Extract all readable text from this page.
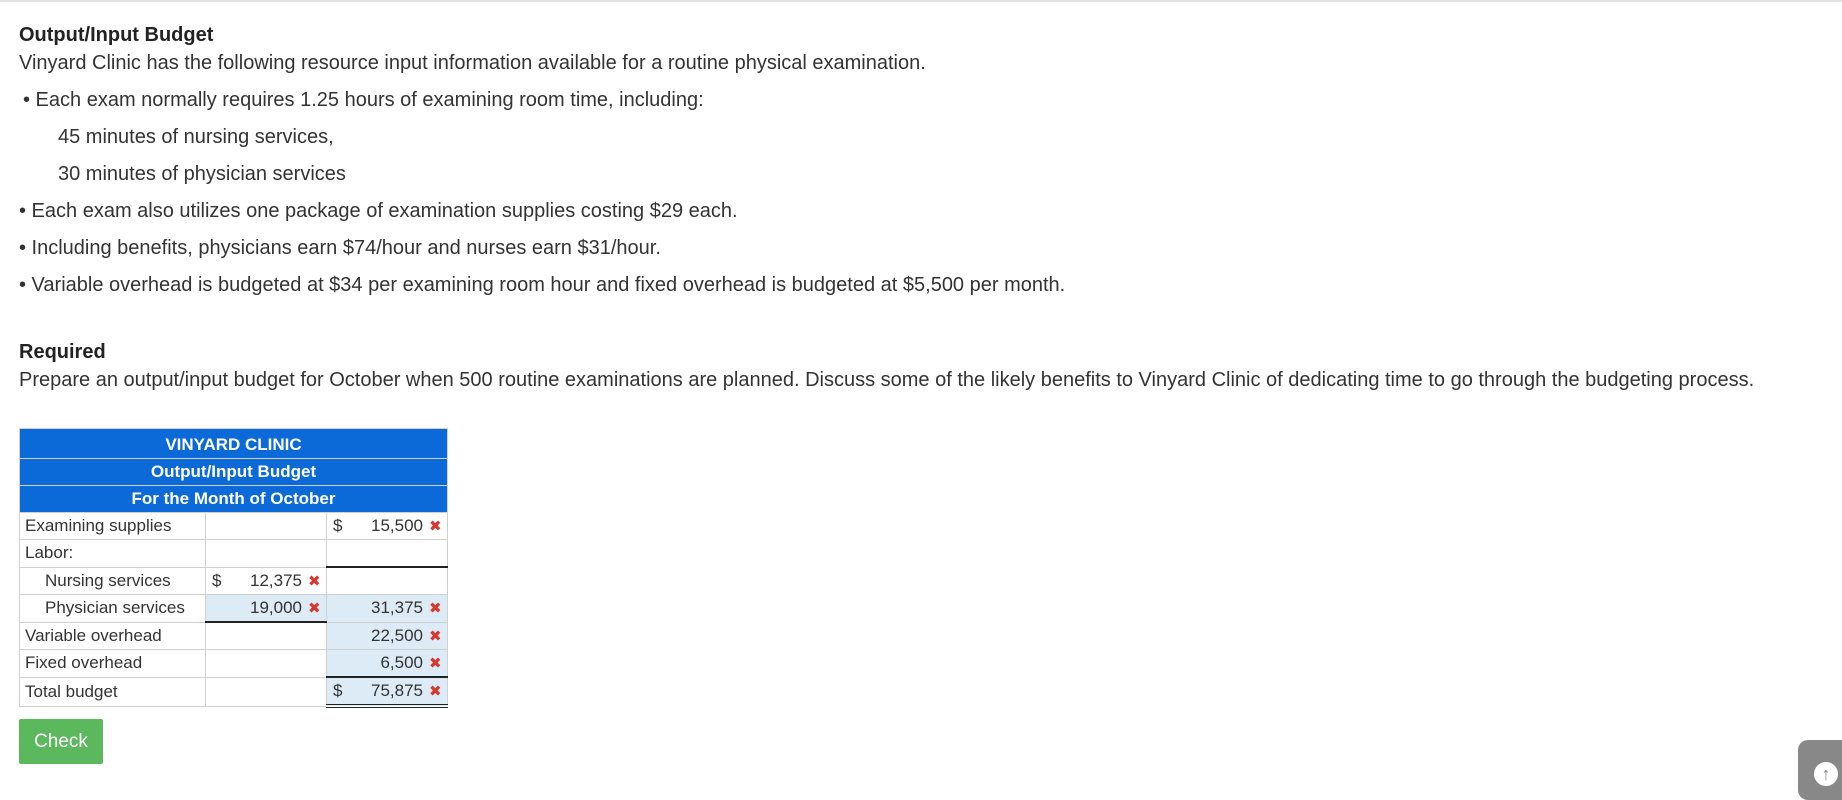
Output/Input Budget

Vinyard Clinic has the following resource input information available for a routine physical examination.

• Each exam normally requires 1.25 hours of examining room time, including:
45 minutes of nursing services,
30 minutes of physician services
• Each exam also utilizes one package of examination supplies costing $29 each.
• Including benefits, physicians earn $74/hour and nurses earn $31/hour.
• Variable overhead is budgeted at $34 per examining room hour and fixed overhead is budgeted at $5,500 per month.
Required

Prepare an output/input budget for October when 500 routine examinations are planned. Discuss some of the likely benefits to Vinyard Clinic of dedicating time to go through the budgeting process.

VINYARD CLINIC		
Output/Input Budget		
For the Month of October		
Examining supplies		$ 15,500 ✖

Labor:		
Nursing services	$ 12,375 ✖	

Physician services	19,000 ✖	31,375 ✖

Variable overhead		22,500 ✖

Fixed overhead		6,500 ✖

Total budget		$ 75,875 ✖
Check
↑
=======
Return a copy of every line that includes the word "minutes".

• [The output]
45 minutes of nursing services,
30 minutes of physician services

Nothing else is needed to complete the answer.